> Problem requirements
Lift out all lines below that contain "dịch".

> Provided data
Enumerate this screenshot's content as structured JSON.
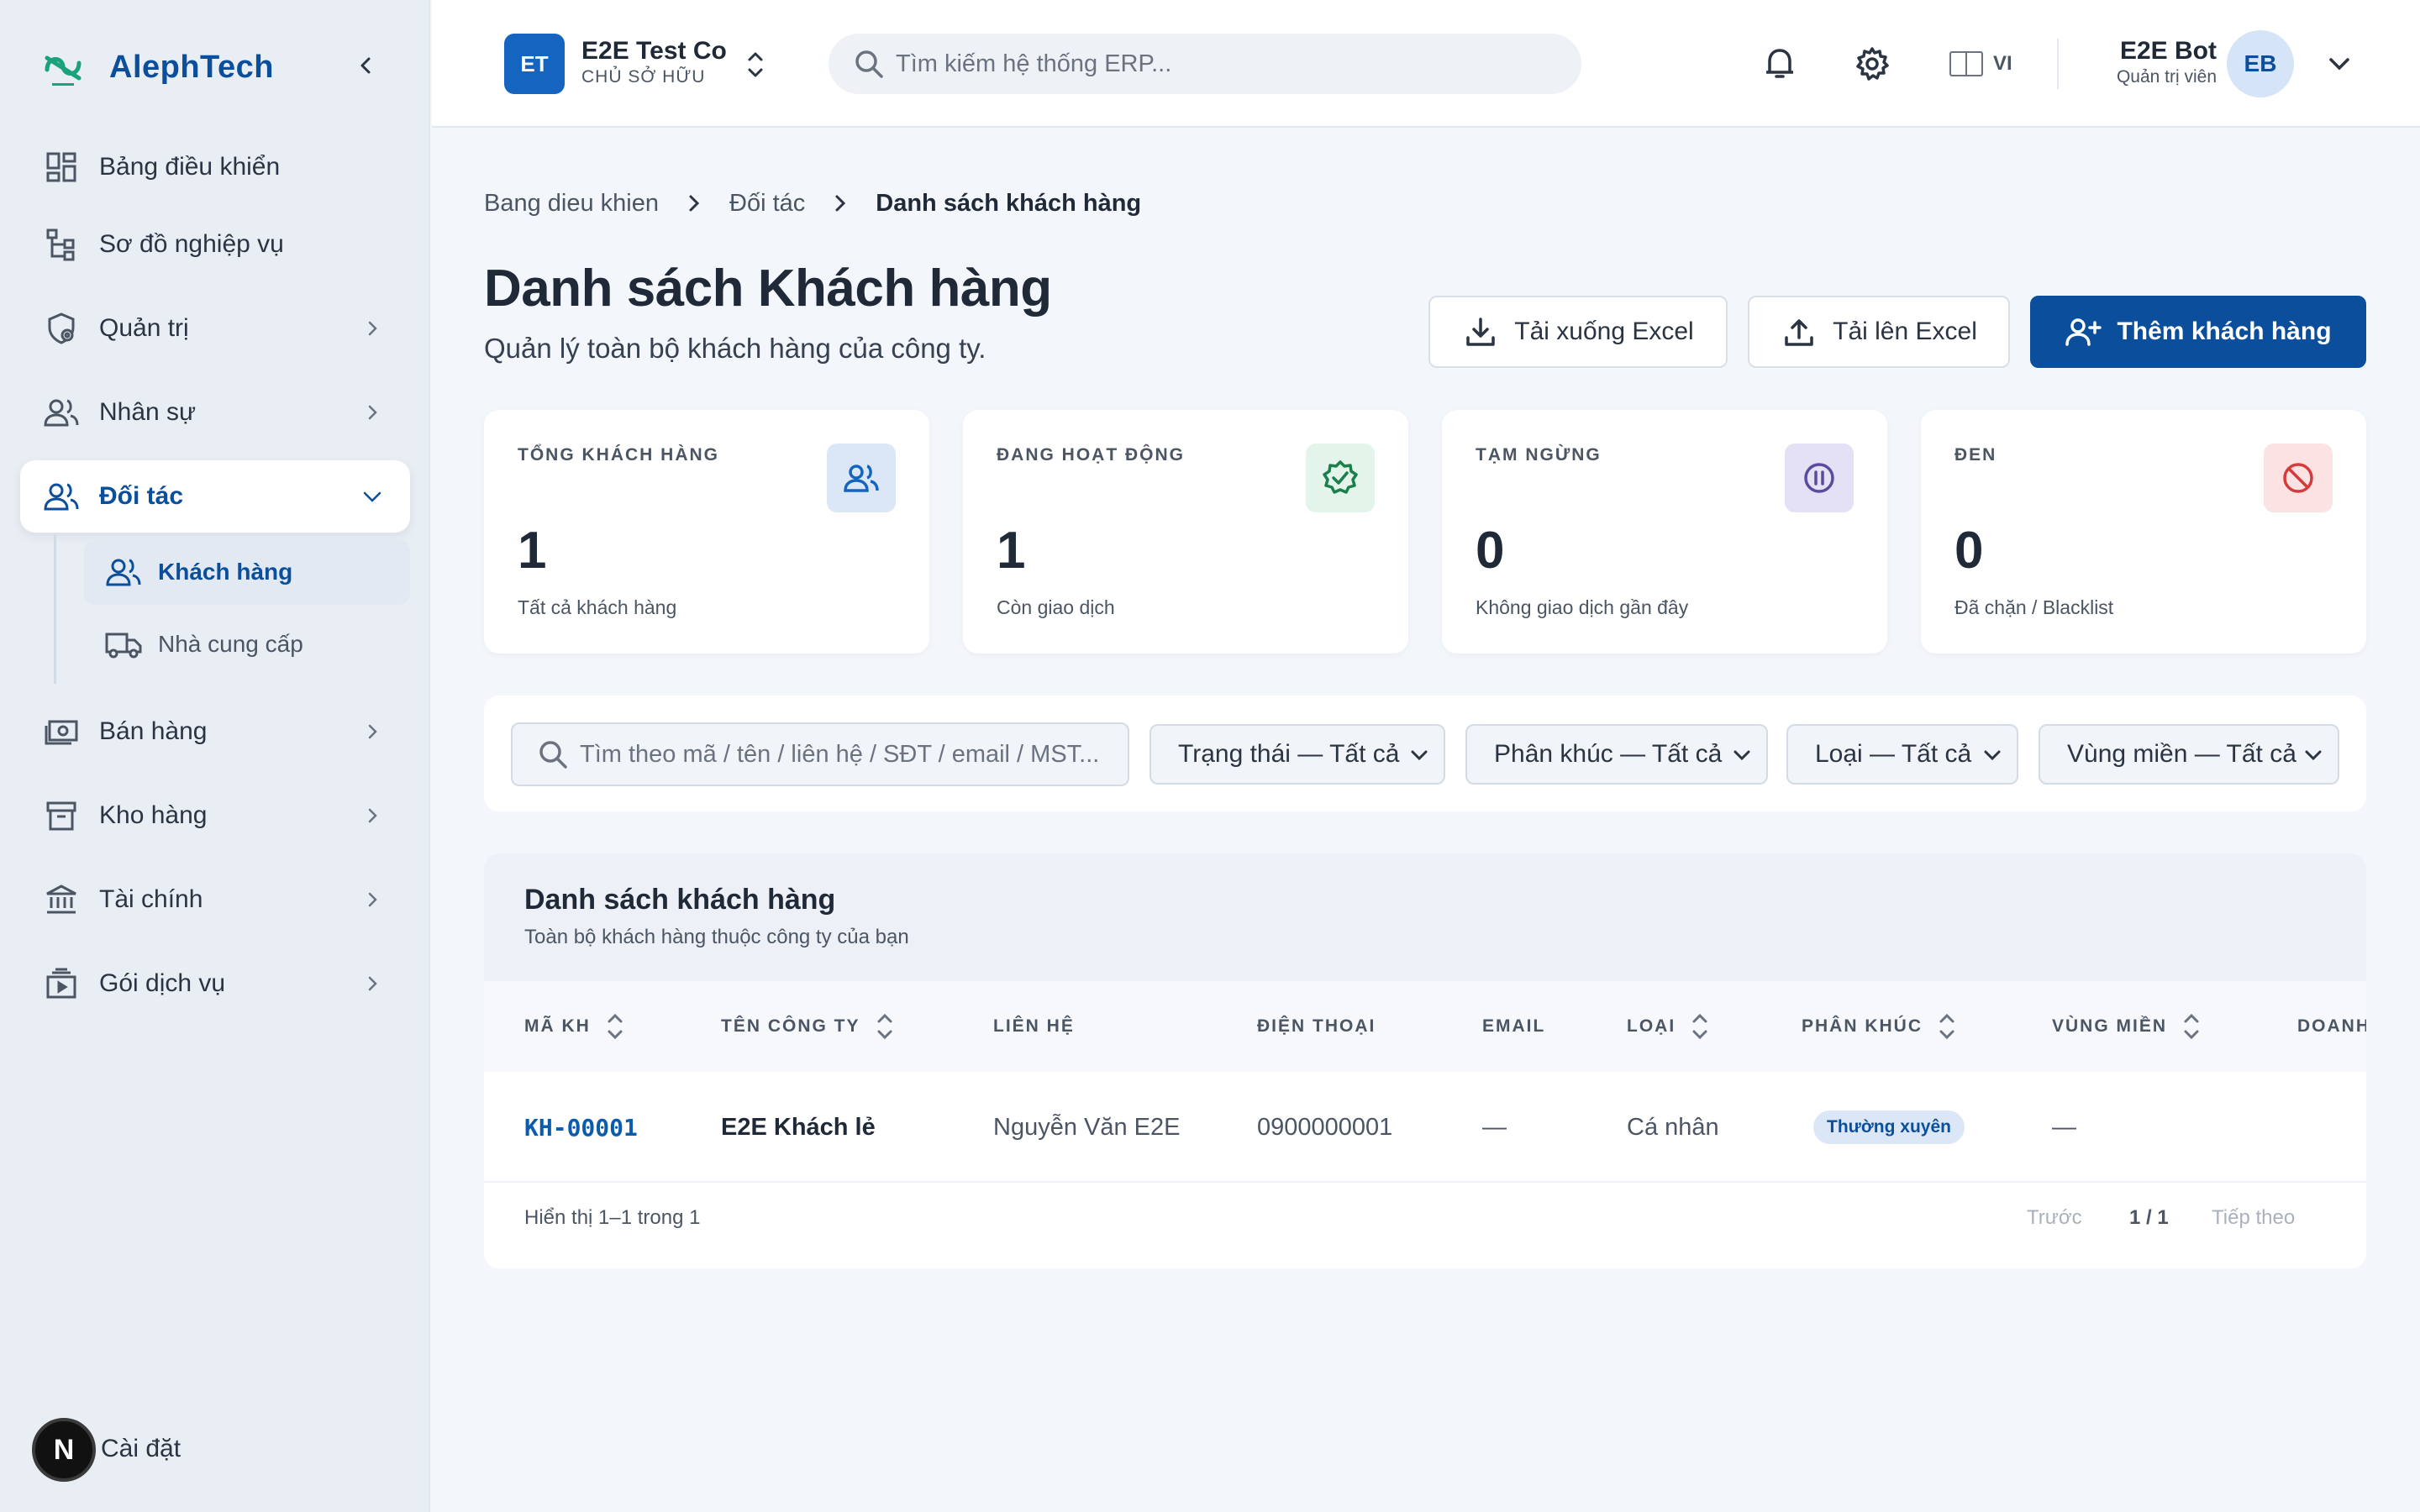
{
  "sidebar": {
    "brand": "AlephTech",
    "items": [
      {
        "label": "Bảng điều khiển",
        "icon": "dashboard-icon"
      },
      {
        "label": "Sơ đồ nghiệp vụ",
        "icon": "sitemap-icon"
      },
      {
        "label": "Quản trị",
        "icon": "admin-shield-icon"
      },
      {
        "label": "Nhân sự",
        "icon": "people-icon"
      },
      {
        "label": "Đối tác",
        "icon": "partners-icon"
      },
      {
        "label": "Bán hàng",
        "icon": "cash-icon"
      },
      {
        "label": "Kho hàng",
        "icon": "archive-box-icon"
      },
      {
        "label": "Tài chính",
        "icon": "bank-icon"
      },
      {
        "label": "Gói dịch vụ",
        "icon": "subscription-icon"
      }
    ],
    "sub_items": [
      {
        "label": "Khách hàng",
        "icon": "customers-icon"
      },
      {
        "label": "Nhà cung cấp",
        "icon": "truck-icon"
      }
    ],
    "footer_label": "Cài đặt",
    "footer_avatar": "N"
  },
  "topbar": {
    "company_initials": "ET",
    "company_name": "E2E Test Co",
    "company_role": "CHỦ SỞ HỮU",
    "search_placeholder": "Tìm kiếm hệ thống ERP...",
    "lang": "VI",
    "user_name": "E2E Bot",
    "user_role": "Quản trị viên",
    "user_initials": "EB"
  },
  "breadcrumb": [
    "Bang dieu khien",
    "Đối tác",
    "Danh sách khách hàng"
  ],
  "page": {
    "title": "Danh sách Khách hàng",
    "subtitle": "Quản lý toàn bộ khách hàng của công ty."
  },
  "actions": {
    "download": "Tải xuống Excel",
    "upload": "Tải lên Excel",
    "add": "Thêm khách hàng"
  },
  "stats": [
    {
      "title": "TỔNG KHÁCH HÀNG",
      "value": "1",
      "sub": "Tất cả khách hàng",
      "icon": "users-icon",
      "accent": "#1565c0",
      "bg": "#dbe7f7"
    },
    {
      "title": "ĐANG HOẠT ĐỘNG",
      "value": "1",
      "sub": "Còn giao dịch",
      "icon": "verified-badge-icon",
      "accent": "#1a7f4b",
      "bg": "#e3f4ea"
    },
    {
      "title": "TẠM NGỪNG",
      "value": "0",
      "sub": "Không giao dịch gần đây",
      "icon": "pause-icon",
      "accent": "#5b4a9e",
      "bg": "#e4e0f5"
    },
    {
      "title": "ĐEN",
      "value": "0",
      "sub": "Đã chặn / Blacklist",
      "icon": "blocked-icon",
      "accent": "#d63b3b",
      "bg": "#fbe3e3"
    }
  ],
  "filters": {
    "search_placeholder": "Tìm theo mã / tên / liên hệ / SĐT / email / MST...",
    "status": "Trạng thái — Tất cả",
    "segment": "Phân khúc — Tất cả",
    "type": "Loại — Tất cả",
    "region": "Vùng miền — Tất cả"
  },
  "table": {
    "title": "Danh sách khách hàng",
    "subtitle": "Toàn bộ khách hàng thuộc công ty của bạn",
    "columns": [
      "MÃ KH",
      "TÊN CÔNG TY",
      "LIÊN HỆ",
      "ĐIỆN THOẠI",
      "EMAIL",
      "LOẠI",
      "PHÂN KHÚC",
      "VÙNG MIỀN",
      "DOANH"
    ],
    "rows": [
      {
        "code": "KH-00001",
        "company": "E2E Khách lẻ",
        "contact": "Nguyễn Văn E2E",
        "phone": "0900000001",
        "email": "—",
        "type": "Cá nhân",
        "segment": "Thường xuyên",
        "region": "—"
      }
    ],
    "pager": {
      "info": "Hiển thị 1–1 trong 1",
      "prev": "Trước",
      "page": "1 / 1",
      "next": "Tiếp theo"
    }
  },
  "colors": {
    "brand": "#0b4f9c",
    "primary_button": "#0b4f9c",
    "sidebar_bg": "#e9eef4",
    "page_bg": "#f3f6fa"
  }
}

> Completed exercise
        "label": "Gói dịch vụ",
      "sub": "Còn giao dịch",
      "sub": "Không giao dịch gần đây",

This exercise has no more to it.